- _What is being asked_
Give only the number of lines in the data that contain the word "from".

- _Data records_

+ + + + +

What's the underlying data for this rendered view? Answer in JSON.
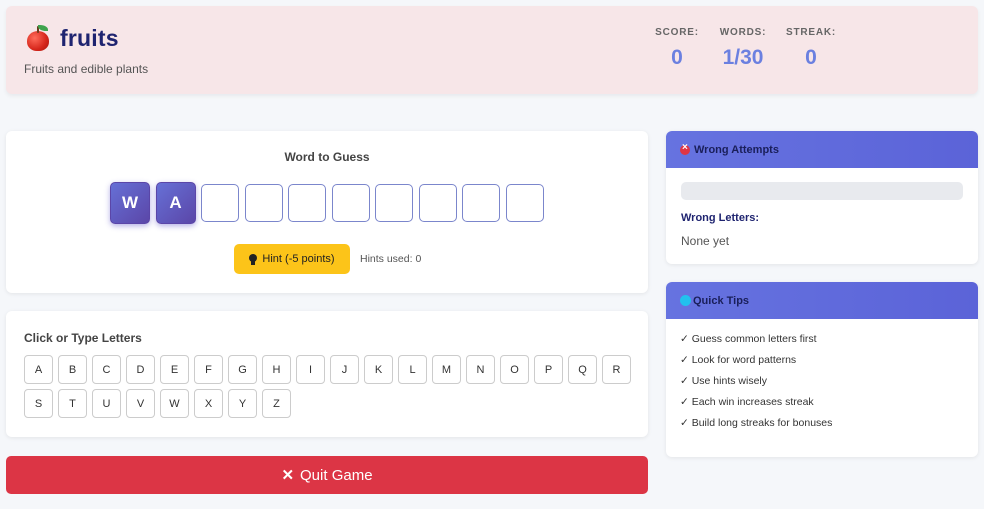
{
  "header": {
    "title": "fruits",
    "subtitle": "Fruits and edible plants",
    "icon": "apple-icon"
  },
  "stats": [
    {
      "label": "SCORE:",
      "value": "0"
    },
    {
      "label": "WORDS:",
      "value": "1/30"
    },
    {
      "label": "STREAK:",
      "value": "0"
    }
  ],
  "word": {
    "heading": "Word to Guess",
    "slots": [
      "W",
      "A",
      "",
      "",
      "",
      "",
      "",
      "",
      "",
      ""
    ]
  },
  "hint": {
    "button_label": "Hint (-5 points)",
    "used_text": "Hints used: 0"
  },
  "letters": {
    "heading": "Click or Type Letters",
    "keys": [
      "A",
      "B",
      "C",
      "D",
      "E",
      "F",
      "G",
      "H",
      "I",
      "J",
      "K",
      "L",
      "M",
      "N",
      "O",
      "P",
      "Q",
      "R",
      "S",
      "T",
      "U",
      "V",
      "W",
      "X",
      "Y",
      "Z"
    ]
  },
  "quit": {
    "label": "Quit Game",
    "icon": "close-icon"
  },
  "wrong": {
    "heading": "Wrong Attempts",
    "progress": 0,
    "label": "Wrong Letters:",
    "value": "None yet"
  },
  "tips": {
    "heading": "Quick Tips",
    "items": [
      "✓ Guess common letters first",
      "✓ Look for word patterns",
      "✓ Use hints wisely",
      "✓ Each win increases streak",
      "✓ Build long streaks for bonuses"
    ]
  },
  "colors": {
    "accent": "#6b80e0",
    "hint": "#fcc419",
    "danger": "#dc3545"
  }
}
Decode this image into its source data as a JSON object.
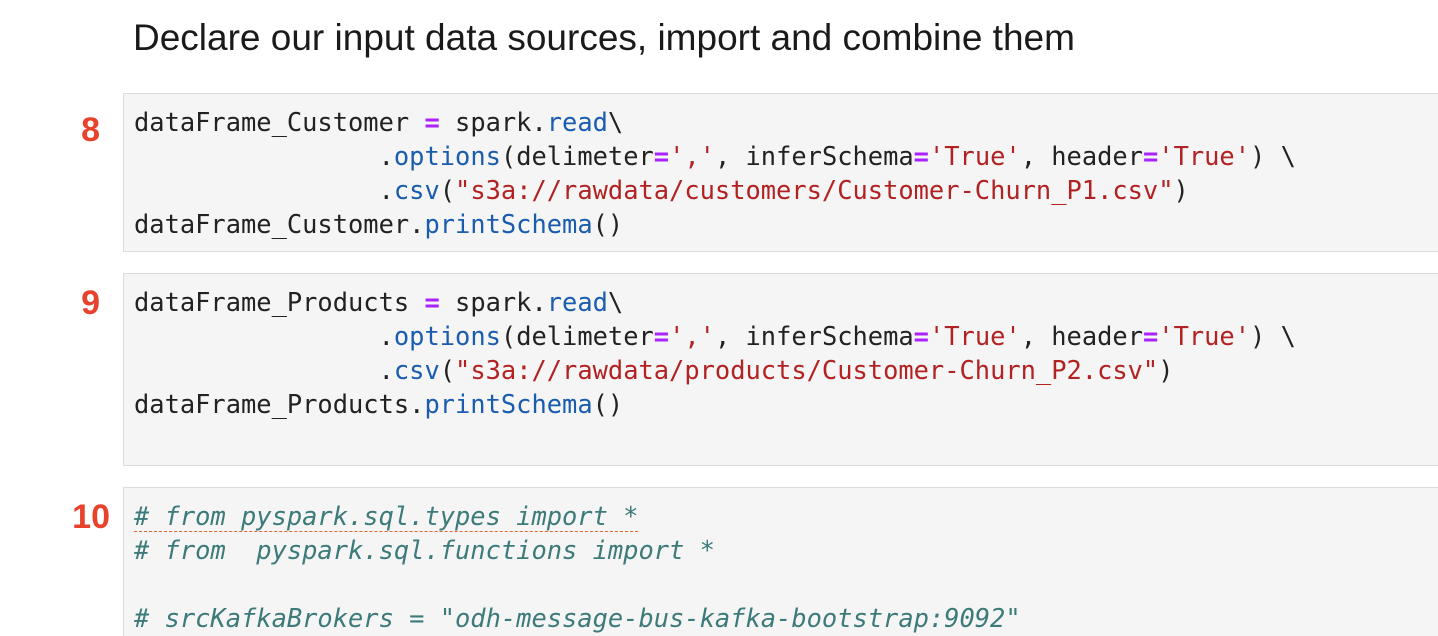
{
  "heading": "Declare our input data sources, import and combine them",
  "cells": [
    {
      "number": "8",
      "lines": [
        [
          "dataFrame_Customer ",
          "=",
          " spark.",
          "read",
          "\\"
        ],
        [
          "                ",
          ".",
          "options",
          "(delimeter",
          "=",
          "','",
          ", inferSchema",
          "=",
          "'True'",
          ", header",
          "=",
          "'True'",
          ") \\"
        ],
        [
          "                ",
          ".",
          "csv",
          "(",
          "\"s3a://rawdata/customers/Customer-Churn_P1.csv\"",
          ")"
        ],
        [
          "dataFrame_Customer.",
          "printSchema",
          "()"
        ]
      ]
    },
    {
      "number": "9",
      "lines": [
        [
          "dataFrame_Products ",
          "=",
          " spark.",
          "read",
          "\\"
        ],
        [
          "                ",
          ".",
          "options",
          "(delimeter",
          "=",
          "','",
          ", inferSchema",
          "=",
          "'True'",
          ", header",
          "=",
          "'True'",
          ") \\"
        ],
        [
          "                ",
          ".",
          "csv",
          "(",
          "\"s3a://rawdata/products/Customer-Churn_P2.csv\"",
          ")"
        ],
        [
          "dataFrame_Products.",
          "printSchema",
          "()"
        ]
      ]
    },
    {
      "number": "10",
      "lines": [
        [
          "# from pyspark.sql.types import *"
        ],
        [
          "# from  pyspark.sql.functions import *"
        ],
        [
          ""
        ],
        [
          "# srcKafkaBrokers = \"odh-message-bus-kafka-bootstrap:9092\""
        ]
      ]
    }
  ],
  "colors": {
    "cell_number": "#e8412c",
    "operator": "#aa22ff",
    "attribute": "#1a5cae",
    "string": "#b22222",
    "comment": "#3d7a7a",
    "cell_background": "#f5f5f5"
  }
}
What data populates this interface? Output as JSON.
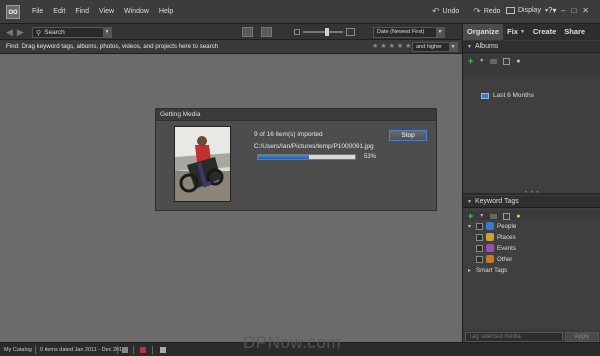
{
  "menu": {
    "logo": "OO",
    "items": [
      "File",
      "Edit",
      "Find",
      "View",
      "Window",
      "Help"
    ],
    "undo": "Undo",
    "redo": "Redo",
    "display": "Display"
  },
  "toolbar": {
    "search_placeholder": "Search",
    "sort_value": "Date (Newest First)"
  },
  "findbar": {
    "text": "Find: Drag keyword tags, albums, photos, videos, and projects here to search",
    "rating_filter": "and higher"
  },
  "dialog": {
    "title": "Getting Media",
    "status": "9 of 16 item(s) imported",
    "file_path": "C:/Users/Ian/Pictures/temp/P1000091.jpg",
    "progress_percent": 53,
    "progress_label": "53%",
    "stop_label": "Stop"
  },
  "panel": {
    "tabs": [
      "Organize",
      "Fix",
      "Create",
      "Share"
    ],
    "albums_header": "Albums",
    "albums": [
      "Last 6 Months"
    ],
    "tags_header": "Keyword Tags",
    "tags": [
      {
        "label": "People",
        "color": "#3b79c9"
      },
      {
        "label": "Places",
        "color": "#c8a430"
      },
      {
        "label": "Events",
        "color": "#9a4fb0"
      },
      {
        "label": "Other",
        "color": "#c8782a"
      }
    ],
    "smart_tags": "Smart Tags",
    "tag_input_placeholder": "Tag selected media",
    "apply_label": "Apply"
  },
  "statusbar": {
    "catalog": "My Catalog",
    "items": "0 items dated Jan 2011 - Dec 2011"
  },
  "watermark": "DPNow.com",
  "colors": {
    "accent": "#4c7fc9",
    "progress": "#2f74c4",
    "add_green": "#4fc94f"
  }
}
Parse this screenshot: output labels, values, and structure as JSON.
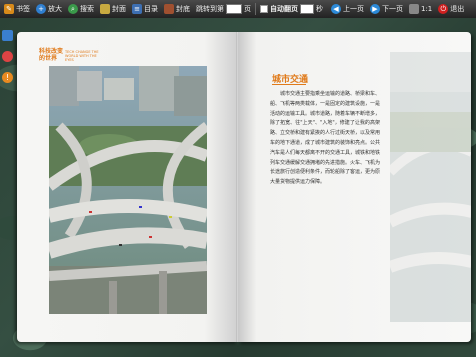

+ + + + +

- _Full solution_
2